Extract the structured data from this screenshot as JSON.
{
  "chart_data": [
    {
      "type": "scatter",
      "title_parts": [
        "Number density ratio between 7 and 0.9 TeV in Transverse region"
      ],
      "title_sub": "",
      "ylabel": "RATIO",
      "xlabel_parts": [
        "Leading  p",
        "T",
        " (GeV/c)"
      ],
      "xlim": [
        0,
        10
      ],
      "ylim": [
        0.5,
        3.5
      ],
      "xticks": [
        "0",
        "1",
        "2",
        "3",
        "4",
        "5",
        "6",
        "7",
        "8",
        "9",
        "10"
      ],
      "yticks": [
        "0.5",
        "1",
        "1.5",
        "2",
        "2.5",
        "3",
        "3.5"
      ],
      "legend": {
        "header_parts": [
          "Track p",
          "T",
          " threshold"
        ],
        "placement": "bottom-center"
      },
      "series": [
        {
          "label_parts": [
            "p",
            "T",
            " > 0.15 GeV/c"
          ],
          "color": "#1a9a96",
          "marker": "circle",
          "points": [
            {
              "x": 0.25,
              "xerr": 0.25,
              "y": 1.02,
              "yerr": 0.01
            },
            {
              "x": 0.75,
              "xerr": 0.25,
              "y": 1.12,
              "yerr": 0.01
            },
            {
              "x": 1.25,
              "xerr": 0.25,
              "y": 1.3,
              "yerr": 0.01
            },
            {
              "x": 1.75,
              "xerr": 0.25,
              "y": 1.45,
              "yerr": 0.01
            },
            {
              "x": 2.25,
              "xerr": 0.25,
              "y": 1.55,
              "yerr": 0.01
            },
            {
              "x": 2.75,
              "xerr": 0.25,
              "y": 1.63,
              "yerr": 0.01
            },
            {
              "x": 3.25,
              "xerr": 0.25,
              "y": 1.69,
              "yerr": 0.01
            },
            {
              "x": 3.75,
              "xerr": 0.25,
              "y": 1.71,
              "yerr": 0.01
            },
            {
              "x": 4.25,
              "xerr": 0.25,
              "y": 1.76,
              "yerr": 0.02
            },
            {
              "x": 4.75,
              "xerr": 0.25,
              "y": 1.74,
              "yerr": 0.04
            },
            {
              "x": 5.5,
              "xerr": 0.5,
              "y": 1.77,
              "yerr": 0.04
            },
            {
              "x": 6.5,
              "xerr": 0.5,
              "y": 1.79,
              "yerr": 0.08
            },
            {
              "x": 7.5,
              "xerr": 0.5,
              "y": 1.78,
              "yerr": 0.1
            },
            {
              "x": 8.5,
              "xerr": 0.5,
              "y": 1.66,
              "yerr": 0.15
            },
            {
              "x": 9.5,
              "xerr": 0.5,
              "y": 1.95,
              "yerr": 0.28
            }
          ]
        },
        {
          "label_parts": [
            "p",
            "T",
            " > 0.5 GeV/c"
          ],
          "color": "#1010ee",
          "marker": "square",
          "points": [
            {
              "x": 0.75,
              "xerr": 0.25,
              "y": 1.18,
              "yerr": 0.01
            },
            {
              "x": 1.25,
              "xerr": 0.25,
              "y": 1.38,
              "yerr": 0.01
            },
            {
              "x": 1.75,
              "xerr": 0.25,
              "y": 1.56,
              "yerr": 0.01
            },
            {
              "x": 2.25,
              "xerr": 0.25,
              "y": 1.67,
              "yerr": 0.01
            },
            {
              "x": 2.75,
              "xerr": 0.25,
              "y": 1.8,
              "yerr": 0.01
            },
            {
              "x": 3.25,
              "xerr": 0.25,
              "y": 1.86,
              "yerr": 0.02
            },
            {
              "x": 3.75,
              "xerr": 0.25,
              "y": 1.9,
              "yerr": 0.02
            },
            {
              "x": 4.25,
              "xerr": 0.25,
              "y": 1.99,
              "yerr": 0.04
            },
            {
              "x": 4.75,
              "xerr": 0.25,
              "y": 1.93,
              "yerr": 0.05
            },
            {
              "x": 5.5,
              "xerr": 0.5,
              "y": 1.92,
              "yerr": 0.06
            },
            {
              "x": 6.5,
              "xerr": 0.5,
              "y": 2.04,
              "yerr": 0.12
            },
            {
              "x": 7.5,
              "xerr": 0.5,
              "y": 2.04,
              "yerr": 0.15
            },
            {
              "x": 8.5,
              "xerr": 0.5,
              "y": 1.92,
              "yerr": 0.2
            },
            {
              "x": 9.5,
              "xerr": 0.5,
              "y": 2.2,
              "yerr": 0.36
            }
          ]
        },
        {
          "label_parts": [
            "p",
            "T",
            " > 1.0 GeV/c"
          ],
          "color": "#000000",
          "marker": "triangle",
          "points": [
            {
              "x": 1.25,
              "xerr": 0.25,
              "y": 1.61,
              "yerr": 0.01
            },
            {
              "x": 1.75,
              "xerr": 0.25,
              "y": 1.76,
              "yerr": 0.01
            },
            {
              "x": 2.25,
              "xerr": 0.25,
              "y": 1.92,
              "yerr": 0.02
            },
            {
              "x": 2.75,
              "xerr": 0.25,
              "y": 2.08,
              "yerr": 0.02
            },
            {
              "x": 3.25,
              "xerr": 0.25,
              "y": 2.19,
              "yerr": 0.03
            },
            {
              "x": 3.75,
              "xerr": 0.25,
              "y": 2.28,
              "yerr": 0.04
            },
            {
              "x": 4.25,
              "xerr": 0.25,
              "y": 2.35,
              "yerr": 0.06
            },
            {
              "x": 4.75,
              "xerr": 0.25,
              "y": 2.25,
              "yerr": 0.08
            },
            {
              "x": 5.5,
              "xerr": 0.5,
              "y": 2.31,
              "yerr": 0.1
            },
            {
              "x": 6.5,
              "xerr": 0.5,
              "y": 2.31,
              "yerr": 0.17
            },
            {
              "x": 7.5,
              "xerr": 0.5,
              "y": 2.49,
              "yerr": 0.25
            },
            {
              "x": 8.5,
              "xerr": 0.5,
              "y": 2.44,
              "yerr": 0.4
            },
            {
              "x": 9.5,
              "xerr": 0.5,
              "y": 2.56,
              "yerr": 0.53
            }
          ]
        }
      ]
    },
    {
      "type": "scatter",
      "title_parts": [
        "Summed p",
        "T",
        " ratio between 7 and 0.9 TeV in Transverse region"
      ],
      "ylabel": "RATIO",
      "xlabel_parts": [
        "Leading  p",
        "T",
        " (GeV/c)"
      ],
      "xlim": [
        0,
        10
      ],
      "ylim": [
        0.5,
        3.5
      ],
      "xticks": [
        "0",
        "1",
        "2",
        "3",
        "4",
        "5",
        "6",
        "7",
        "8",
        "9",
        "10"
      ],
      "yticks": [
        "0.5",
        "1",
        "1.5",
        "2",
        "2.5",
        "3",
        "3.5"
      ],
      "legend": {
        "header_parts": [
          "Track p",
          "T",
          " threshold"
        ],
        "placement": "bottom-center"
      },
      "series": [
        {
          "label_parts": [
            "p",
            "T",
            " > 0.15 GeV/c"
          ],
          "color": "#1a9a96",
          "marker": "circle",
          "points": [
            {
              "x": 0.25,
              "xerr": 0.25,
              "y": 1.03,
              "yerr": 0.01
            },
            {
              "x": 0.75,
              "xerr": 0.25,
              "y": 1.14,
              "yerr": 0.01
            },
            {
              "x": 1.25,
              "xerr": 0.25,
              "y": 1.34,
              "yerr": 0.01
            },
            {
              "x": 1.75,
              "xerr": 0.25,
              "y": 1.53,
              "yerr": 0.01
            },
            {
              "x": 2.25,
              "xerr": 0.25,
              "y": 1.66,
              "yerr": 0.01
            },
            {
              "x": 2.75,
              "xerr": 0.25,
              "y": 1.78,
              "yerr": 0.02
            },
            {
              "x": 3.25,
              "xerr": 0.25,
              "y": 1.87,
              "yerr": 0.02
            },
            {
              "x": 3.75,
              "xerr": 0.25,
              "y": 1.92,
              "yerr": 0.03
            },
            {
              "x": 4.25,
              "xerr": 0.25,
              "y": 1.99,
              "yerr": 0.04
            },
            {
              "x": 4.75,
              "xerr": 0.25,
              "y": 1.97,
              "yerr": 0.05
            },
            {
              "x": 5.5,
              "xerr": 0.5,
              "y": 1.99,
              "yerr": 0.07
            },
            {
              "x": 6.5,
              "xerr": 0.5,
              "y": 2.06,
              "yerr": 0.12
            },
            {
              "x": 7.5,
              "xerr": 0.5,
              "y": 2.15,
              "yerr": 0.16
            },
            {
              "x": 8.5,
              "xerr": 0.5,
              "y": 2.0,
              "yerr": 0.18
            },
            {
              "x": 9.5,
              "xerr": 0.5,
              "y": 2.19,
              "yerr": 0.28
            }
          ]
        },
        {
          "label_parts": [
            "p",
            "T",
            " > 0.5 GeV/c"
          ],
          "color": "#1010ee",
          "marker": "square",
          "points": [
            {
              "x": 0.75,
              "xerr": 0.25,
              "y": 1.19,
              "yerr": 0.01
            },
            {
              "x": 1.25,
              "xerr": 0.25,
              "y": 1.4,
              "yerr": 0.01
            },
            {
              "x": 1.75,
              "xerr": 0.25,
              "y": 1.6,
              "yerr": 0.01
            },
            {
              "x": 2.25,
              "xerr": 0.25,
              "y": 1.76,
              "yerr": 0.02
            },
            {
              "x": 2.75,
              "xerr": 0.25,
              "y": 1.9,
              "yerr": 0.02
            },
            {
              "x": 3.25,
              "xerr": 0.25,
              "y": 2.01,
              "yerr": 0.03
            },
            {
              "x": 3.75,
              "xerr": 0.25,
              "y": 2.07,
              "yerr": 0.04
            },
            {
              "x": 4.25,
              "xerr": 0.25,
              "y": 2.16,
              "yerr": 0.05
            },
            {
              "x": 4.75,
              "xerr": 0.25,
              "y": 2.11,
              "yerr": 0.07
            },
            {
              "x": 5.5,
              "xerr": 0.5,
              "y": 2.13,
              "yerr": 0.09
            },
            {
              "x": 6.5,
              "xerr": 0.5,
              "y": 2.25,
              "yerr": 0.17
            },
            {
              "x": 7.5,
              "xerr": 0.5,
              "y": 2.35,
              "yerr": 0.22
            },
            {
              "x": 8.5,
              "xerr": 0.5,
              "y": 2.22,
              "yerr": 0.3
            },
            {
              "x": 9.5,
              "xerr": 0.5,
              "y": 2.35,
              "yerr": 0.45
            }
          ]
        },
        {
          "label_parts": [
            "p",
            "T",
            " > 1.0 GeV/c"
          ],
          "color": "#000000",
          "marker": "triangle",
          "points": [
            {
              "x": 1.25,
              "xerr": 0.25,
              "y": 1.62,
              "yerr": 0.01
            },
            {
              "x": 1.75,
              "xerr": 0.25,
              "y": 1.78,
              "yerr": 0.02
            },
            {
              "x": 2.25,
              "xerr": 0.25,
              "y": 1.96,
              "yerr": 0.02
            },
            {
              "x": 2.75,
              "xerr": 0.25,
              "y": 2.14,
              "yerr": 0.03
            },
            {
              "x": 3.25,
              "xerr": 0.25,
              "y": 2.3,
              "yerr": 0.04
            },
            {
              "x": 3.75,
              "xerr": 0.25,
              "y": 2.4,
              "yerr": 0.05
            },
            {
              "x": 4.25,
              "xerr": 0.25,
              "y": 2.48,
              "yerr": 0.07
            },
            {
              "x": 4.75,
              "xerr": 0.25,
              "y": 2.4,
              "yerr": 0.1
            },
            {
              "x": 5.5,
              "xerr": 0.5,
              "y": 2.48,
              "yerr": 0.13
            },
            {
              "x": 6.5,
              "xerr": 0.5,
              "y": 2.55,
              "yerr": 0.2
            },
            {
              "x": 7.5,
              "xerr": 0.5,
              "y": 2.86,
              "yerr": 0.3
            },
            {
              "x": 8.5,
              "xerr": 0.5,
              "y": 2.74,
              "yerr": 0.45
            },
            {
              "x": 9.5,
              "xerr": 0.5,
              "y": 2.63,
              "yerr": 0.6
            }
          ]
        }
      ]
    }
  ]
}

#####

WHAT TO DO
In how many lines does the word "between" appear? Respond with the number alone.

RESULT FOR THIS EXERCISE
2